#### [Written problem]
Return every line below in which "author" appears.
— START Records supplied —
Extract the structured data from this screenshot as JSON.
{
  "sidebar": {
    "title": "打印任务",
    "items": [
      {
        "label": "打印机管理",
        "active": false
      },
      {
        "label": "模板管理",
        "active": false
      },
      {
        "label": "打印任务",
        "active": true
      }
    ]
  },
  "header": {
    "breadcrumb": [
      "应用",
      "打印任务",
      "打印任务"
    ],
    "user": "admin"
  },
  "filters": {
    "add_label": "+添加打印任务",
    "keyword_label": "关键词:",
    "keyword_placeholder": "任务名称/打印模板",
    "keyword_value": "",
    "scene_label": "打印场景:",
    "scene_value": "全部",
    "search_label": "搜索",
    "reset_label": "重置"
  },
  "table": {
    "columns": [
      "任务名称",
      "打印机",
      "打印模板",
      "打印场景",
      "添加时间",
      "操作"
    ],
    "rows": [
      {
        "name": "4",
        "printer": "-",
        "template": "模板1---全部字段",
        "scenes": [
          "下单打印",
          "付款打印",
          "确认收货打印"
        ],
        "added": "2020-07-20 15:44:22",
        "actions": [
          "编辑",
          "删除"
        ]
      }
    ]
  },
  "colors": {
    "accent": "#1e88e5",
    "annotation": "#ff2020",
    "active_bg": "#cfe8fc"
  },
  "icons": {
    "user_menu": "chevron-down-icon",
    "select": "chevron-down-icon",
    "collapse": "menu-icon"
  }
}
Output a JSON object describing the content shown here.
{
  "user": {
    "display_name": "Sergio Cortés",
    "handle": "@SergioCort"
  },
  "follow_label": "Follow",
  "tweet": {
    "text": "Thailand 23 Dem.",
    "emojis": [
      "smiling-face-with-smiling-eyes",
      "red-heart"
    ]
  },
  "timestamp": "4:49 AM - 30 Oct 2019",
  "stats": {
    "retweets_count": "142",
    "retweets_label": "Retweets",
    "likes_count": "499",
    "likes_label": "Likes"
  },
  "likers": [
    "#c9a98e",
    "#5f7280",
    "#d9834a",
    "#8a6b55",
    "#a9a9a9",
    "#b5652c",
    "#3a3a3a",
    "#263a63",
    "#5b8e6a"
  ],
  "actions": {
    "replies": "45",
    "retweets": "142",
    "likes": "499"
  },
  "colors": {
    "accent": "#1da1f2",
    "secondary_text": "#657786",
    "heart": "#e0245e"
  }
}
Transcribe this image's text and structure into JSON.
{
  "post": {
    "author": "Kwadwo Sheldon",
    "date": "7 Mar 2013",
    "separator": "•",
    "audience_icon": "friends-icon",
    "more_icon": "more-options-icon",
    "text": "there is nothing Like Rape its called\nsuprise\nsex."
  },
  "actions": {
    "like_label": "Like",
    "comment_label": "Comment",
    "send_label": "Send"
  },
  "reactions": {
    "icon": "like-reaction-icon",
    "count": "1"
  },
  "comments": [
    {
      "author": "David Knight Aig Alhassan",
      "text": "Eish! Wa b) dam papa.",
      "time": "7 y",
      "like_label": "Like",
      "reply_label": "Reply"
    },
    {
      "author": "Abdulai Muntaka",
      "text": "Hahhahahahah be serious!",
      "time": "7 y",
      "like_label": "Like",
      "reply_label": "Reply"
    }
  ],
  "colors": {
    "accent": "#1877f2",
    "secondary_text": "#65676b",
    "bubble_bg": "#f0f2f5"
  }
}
— END Records supplied —
— START Records supplied —
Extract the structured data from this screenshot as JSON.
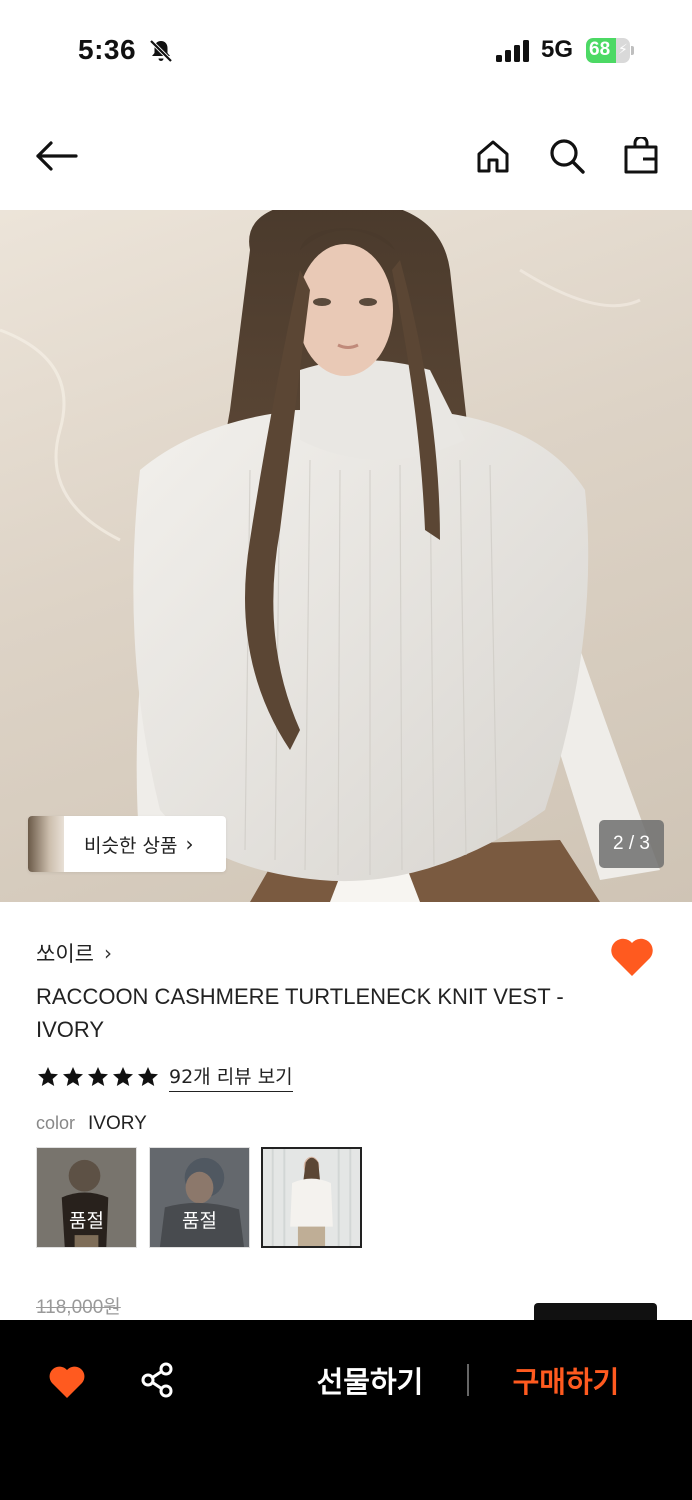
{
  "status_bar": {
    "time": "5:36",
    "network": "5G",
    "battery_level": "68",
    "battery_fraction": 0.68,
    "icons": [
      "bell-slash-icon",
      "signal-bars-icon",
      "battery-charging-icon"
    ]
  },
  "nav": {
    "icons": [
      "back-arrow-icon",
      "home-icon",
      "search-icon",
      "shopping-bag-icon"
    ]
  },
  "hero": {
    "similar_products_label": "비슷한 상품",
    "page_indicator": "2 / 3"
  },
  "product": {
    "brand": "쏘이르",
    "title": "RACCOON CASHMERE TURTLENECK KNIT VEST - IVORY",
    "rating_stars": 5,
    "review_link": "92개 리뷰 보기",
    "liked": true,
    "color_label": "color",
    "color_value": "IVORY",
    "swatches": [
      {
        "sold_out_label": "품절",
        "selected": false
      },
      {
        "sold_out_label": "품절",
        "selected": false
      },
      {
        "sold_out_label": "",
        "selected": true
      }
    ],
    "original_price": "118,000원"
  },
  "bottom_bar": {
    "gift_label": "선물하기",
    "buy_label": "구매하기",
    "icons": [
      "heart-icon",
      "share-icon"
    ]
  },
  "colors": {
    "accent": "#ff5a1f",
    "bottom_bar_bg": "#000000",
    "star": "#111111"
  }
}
— END Records supplied —
#### [Output]
    "author": "Kwadwo Sheldon",
      "author": "David Knight Aig Alhassan",
      "author": "Abdulai Muntaka",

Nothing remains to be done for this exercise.